(Dataset entries on figures)
****************
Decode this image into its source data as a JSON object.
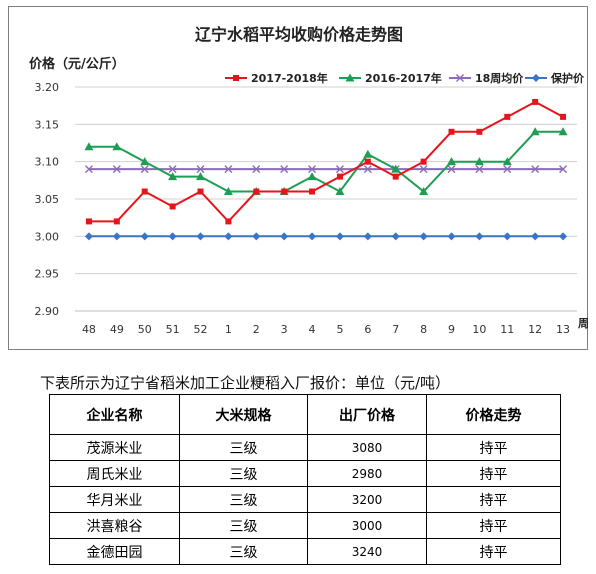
{
  "chart_data": {
    "type": "line",
    "title": "辽宁水稻平均收购价格走势图",
    "ylabel": "价格（元/公斤）",
    "xlabel": "周",
    "categories": [
      "48",
      "49",
      "50",
      "51",
      "52",
      "1",
      "2",
      "3",
      "4",
      "5",
      "6",
      "7",
      "8",
      "9",
      "10",
      "11",
      "12",
      "13"
    ],
    "ylim": [
      2.9,
      3.2
    ],
    "yticks": [
      "2.90",
      "2.95",
      "3.00",
      "3.05",
      "3.10",
      "3.15",
      "3.20"
    ],
    "grid": true,
    "legend_position": "top-right",
    "series": [
      {
        "name": "2017-2018年",
        "color": "#e8141c",
        "marker": "square",
        "values": [
          3.02,
          3.02,
          3.06,
          3.04,
          3.06,
          3.02,
          3.06,
          3.06,
          3.06,
          3.08,
          3.1,
          3.08,
          3.1,
          3.14,
          3.14,
          3.16,
          3.18,
          3.16
        ]
      },
      {
        "name": "2016-2017年",
        "color": "#1e9e52",
        "marker": "triangle",
        "values": [
          3.12,
          3.12,
          3.1,
          3.08,
          3.08,
          3.06,
          3.06,
          3.06,
          3.08,
          3.06,
          3.11,
          3.09,
          3.06,
          3.1,
          3.1,
          3.1,
          3.14,
          3.14
        ]
      },
      {
        "name": "18周均价",
        "color": "#8b6bb8",
        "marker": "x",
        "values": [
          3.09,
          3.09,
          3.09,
          3.09,
          3.09,
          3.09,
          3.09,
          3.09,
          3.09,
          3.09,
          3.09,
          3.09,
          3.09,
          3.09,
          3.09,
          3.09,
          3.09,
          3.09
        ]
      },
      {
        "name": "保护价",
        "color": "#3b74c4",
        "marker": "diamond",
        "values": [
          3.0,
          3.0,
          3.0,
          3.0,
          3.0,
          3.0,
          3.0,
          3.0,
          3.0,
          3.0,
          3.0,
          3.0,
          3.0,
          3.0,
          3.0,
          3.0,
          3.0,
          3.0
        ]
      }
    ]
  },
  "table": {
    "caption": "下表所示为辽宁省稻米加工企业粳稻入厂报价：单位（元/吨）",
    "headers": [
      "企业名称",
      "大米规格",
      "出厂价格",
      "价格走势"
    ],
    "rows": [
      [
        "茂源米业",
        "三级",
        "3080",
        "持平"
      ],
      [
        "周氏米业",
        "三级",
        "2980",
        "持平"
      ],
      [
        "华月米业",
        "三级",
        "3200",
        "持平"
      ],
      [
        "洪喜粮谷",
        "三级",
        "3000",
        "持平"
      ],
      [
        "金德田园",
        "三级",
        "3240",
        "持平"
      ]
    ]
  }
}
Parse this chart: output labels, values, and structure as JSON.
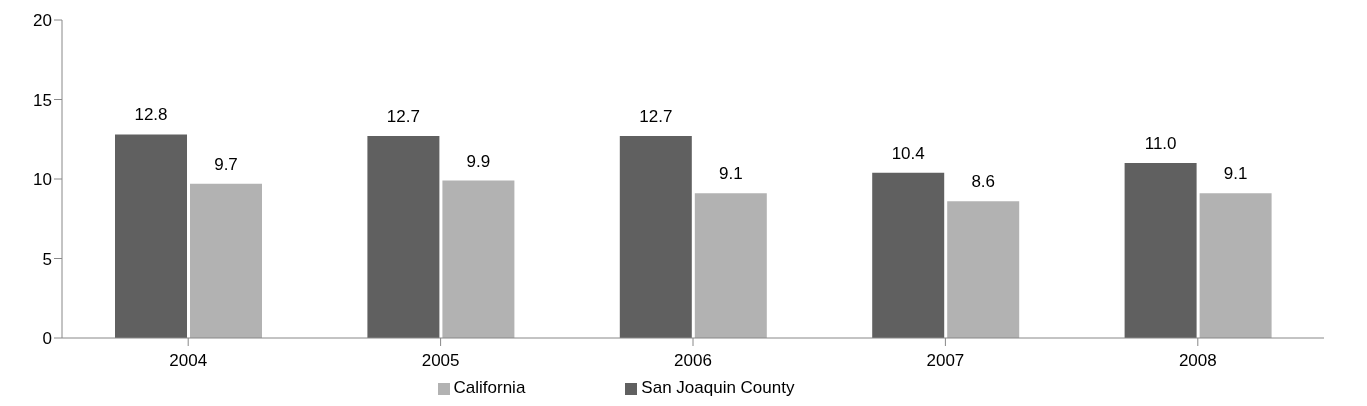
{
  "chart_data": {
    "type": "bar",
    "categories": [
      "2004",
      "2005",
      "2006",
      "2007",
      "2008"
    ],
    "series": [
      {
        "name": "San Joaquin County",
        "color": "#606060",
        "values": [
          12.8,
          12.7,
          12.7,
          10.4,
          11.0
        ],
        "value_labels": [
          "12.8",
          "12.7",
          "12.7",
          "10.4",
          "11.0"
        ]
      },
      {
        "name": "California",
        "color": "#b2b2b2",
        "values": [
          9.7,
          9.9,
          9.1,
          8.6,
          9.1
        ],
        "value_labels": [
          "9.7",
          "9.9",
          "9.1",
          "8.6",
          "9.1"
        ]
      }
    ],
    "ylim": [
      0,
      20
    ],
    "yticks": [
      0,
      5,
      10,
      15,
      20
    ],
    "grid": false,
    "legend": "bottom"
  }
}
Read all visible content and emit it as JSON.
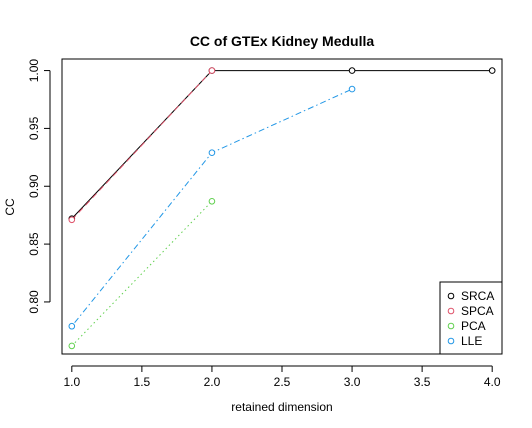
{
  "chart_data": {
    "type": "line",
    "title": "CC of GTEx Kidney Medulla",
    "xlabel": "retained dimension",
    "ylabel": "CC",
    "xlim": [
      0.93,
      4.07
    ],
    "ylim": [
      0.755,
      1.01
    ],
    "xticks": [
      1.0,
      1.5,
      2.0,
      2.5,
      3.0,
      3.5,
      4.0
    ],
    "xtick_labels": [
      "1.0",
      "1.5",
      "2.0",
      "2.5",
      "3.0",
      "3.5",
      "4.0"
    ],
    "yticks": [
      0.8,
      0.85,
      0.9,
      0.95,
      1.0
    ],
    "ytick_labels": [
      "0.80",
      "0.85",
      "0.90",
      "0.95",
      "1.00"
    ],
    "grid": false,
    "legend_position": "bottom-right",
    "series": [
      {
        "name": "SRCA",
        "color": "#000000",
        "dash": "solid",
        "x": [
          1,
          2,
          3,
          4
        ],
        "y": [
          0.872,
          1.0,
          1.0,
          1.0
        ]
      },
      {
        "name": "SPCA",
        "color": "#DF536B",
        "dash": "dashed",
        "x": [
          1,
          2
        ],
        "y": [
          0.871,
          1.0
        ]
      },
      {
        "name": "PCA",
        "color": "#61D04F",
        "dash": "dotted",
        "x": [
          1,
          2
        ],
        "y": [
          0.762,
          0.887
        ]
      },
      {
        "name": "LLE",
        "color": "#2297E6",
        "dash": "dotdash",
        "x": [
          1,
          2,
          3
        ],
        "y": [
          0.779,
          0.929,
          0.984
        ]
      }
    ]
  }
}
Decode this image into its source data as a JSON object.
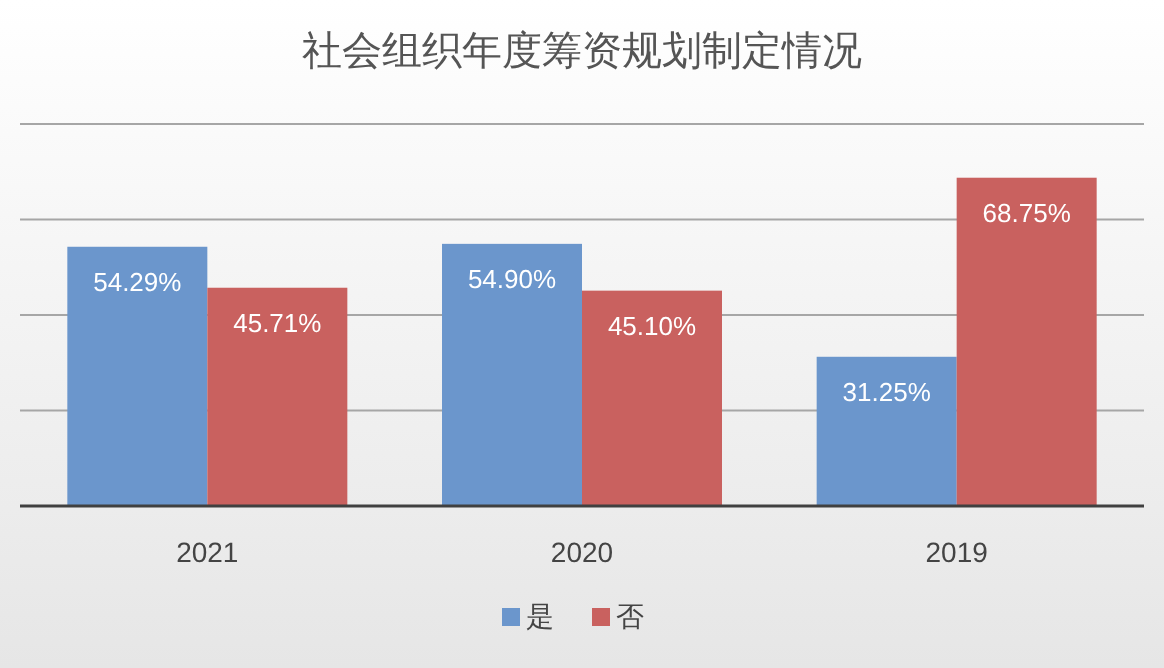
{
  "chart_data": {
    "type": "bar",
    "title": "社会组织年度筹资规划制定情况",
    "categories": [
      "2021",
      "2020",
      "2019"
    ],
    "series": [
      {
        "name": "是",
        "color": "#6b96cc",
        "values": [
          54.29,
          54.9,
          31.25
        ],
        "value_labels": [
          "54.29%",
          "54.90%",
          "31.25%"
        ]
      },
      {
        "name": "否",
        "color": "#c9615f",
        "values": [
          45.71,
          45.1,
          68.75
        ],
        "value_labels": [
          "45.71%",
          "45.10%",
          "68.75%"
        ]
      }
    ],
    "ylim": [
      0,
      80
    ],
    "yticks": [
      {
        "value": 0,
        "label": null
      },
      {
        "value": 20,
        "label": null
      },
      {
        "value": 40,
        "label": null
      },
      {
        "value": 60,
        "label": null
      },
      {
        "value": 80,
        "label": null
      }
    ],
    "tick_labels": "x",
    "grid": "y",
    "legend": "bottom"
  }
}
****************
§ Directions for this task
Excluding the pictures, reproduce every entry exactly as given.

§ Worked answer
Decode this image into its source data as a JSON object.
{
  "chart_data": {
    "type": "line",
    "title": "辽宁水稻平均收购价格走势图",
    "ylabel": "价格（元/公斤）",
    "xlabel": "周",
    "categories": [
      "48",
      "49",
      "50",
      "51",
      "52",
      "1",
      "2",
      "3",
      "4",
      "5",
      "6",
      "7",
      "8",
      "9",
      "10",
      "11",
      "12",
      "13"
    ],
    "ylim": [
      2.9,
      3.2
    ],
    "yticks": [
      "2.90",
      "2.95",
      "3.00",
      "3.05",
      "3.10",
      "3.15",
      "3.20"
    ],
    "grid": true,
    "legend_position": "top-right",
    "series": [
      {
        "name": "2017-2018年",
        "color": "#e8141c",
        "marker": "square",
        "values": [
          3.02,
          3.02,
          3.06,
          3.04,
          3.06,
          3.02,
          3.06,
          3.06,
          3.06,
          3.08,
          3.1,
          3.08,
          3.1,
          3.14,
          3.14,
          3.16,
          3.18,
          3.16
        ]
      },
      {
        "name": "2016-2017年",
        "color": "#1e9e52",
        "marker": "triangle",
        "values": [
          3.12,
          3.12,
          3.1,
          3.08,
          3.08,
          3.06,
          3.06,
          3.06,
          3.08,
          3.06,
          3.11,
          3.09,
          3.06,
          3.1,
          3.1,
          3.1,
          3.14,
          3.14
        ]
      },
      {
        "name": "18周均价",
        "color": "#8b6bb8",
        "marker": "x",
        "values": [
          3.09,
          3.09,
          3.09,
          3.09,
          3.09,
          3.09,
          3.09,
          3.09,
          3.09,
          3.09,
          3.09,
          3.09,
          3.09,
          3.09,
          3.09,
          3.09,
          3.09,
          3.09
        ]
      },
      {
        "name": "保护价",
        "color": "#3b74c4",
        "marker": "diamond",
        "values": [
          3.0,
          3.0,
          3.0,
          3.0,
          3.0,
          3.0,
          3.0,
          3.0,
          3.0,
          3.0,
          3.0,
          3.0,
          3.0,
          3.0,
          3.0,
          3.0,
          3.0,
          3.0
        ]
      }
    ]
  },
  "table": {
    "caption": "下表所示为辽宁省稻米加工企业粳稻入厂报价：单位（元/吨）",
    "headers": [
      "企业名称",
      "大米规格",
      "出厂价格",
      "价格走势"
    ],
    "rows": [
      [
        "茂源米业",
        "三级",
        "3080",
        "持平"
      ],
      [
        "周氏米业",
        "三级",
        "2980",
        "持平"
      ],
      [
        "华月米业",
        "三级",
        "3200",
        "持平"
      ],
      [
        "洪喜粮谷",
        "三级",
        "3000",
        "持平"
      ],
      [
        "金德田园",
        "三级",
        "3240",
        "持平"
      ]
    ]
  }
}
Parse this chart: output labels, values, and structure as JSON.
{
  "chart_data": {
    "type": "bar",
    "categories": [
      "2004",
      "2005",
      "2006",
      "2007",
      "2008"
    ],
    "series": [
      {
        "name": "San Joaquin County",
        "color": "#606060",
        "values": [
          12.8,
          12.7,
          12.7,
          10.4,
          11.0
        ],
        "value_labels": [
          "12.8",
          "12.7",
          "12.7",
          "10.4",
          "11.0"
        ]
      },
      {
        "name": "California",
        "color": "#b2b2b2",
        "values": [
          9.7,
          9.9,
          9.1,
          8.6,
          9.1
        ],
        "value_labels": [
          "9.7",
          "9.9",
          "9.1",
          "8.6",
          "9.1"
        ]
      }
    ],
    "ylim": [
      0,
      20
    ],
    "yticks": [
      0,
      5,
      10,
      15,
      20
    ],
    "grid": false,
    "legend": "bottom"
  }
}
Read all visible content and emit it as JSON.
{
  "chart_data": {
    "type": "line",
    "title": "CC of GTEx Kidney Medulla",
    "xlabel": "retained dimension",
    "ylabel": "CC",
    "xlim": [
      0.93,
      4.07
    ],
    "ylim": [
      0.755,
      1.01
    ],
    "xticks": [
      1.0,
      1.5,
      2.0,
      2.5,
      3.0,
      3.5,
      4.0
    ],
    "xtick_labels": [
      "1.0",
      "1.5",
      "2.0",
      "2.5",
      "3.0",
      "3.5",
      "4.0"
    ],
    "yticks": [
      0.8,
      0.85,
      0.9,
      0.95,
      1.0
    ],
    "ytick_labels": [
      "0.80",
      "0.85",
      "0.90",
      "0.95",
      "1.00"
    ],
    "grid": false,
    "legend_position": "bottom-right",
    "series": [
      {
        "name": "SRCA",
        "color": "#000000",
        "dash": "solid",
        "x": [
          1,
          2,
          3,
          4
        ],
        "y": [
          0.872,
          1.0,
          1.0,
          1.0
        ]
      },
      {
        "name": "SPCA",
        "color": "#DF536B",
        "dash": "dashed",
        "x": [
          1,
          2
        ],
        "y": [
          0.871,
          1.0
        ]
      },
      {
        "name": "PCA",
        "color": "#61D04F",
        "dash": "dotted",
        "x": [
          1,
          2
        ],
        "y": [
          0.762,
          0.887
        ]
      },
      {
        "name": "LLE",
        "color": "#2297E6",
        "dash": "dotdash",
        "x": [
          1,
          2,
          3
        ],
        "y": [
          0.779,
          0.929,
          0.984
        ]
      }
    ]
  }
}
Decode this image into its source data as a JSON object.
{
  "chart_data": {
    "type": "bar",
    "title": "社会组织年度筹资规划制定情况",
    "categories": [
      "2021",
      "2020",
      "2019"
    ],
    "series": [
      {
        "name": "是",
        "color": "#6b96cc",
        "values": [
          54.29,
          54.9,
          31.25
        ],
        "value_labels": [
          "54.29%",
          "54.90%",
          "31.25%"
        ]
      },
      {
        "name": "否",
        "color": "#c9615f",
        "values": [
          45.71,
          45.1,
          68.75
        ],
        "value_labels": [
          "45.71%",
          "45.10%",
          "68.75%"
        ]
      }
    ],
    "ylim": [
      0,
      80
    ],
    "yticks": [
      {
        "value": 0,
        "label": null
      },
      {
        "value": 20,
        "label": null
      },
      {
        "value": 40,
        "label": null
      },
      {
        "value": 60,
        "label": null
      },
      {
        "value": 80,
        "label": null
      }
    ],
    "tick_labels": "x",
    "grid": "y",
    "legend": "bottom"
  }
}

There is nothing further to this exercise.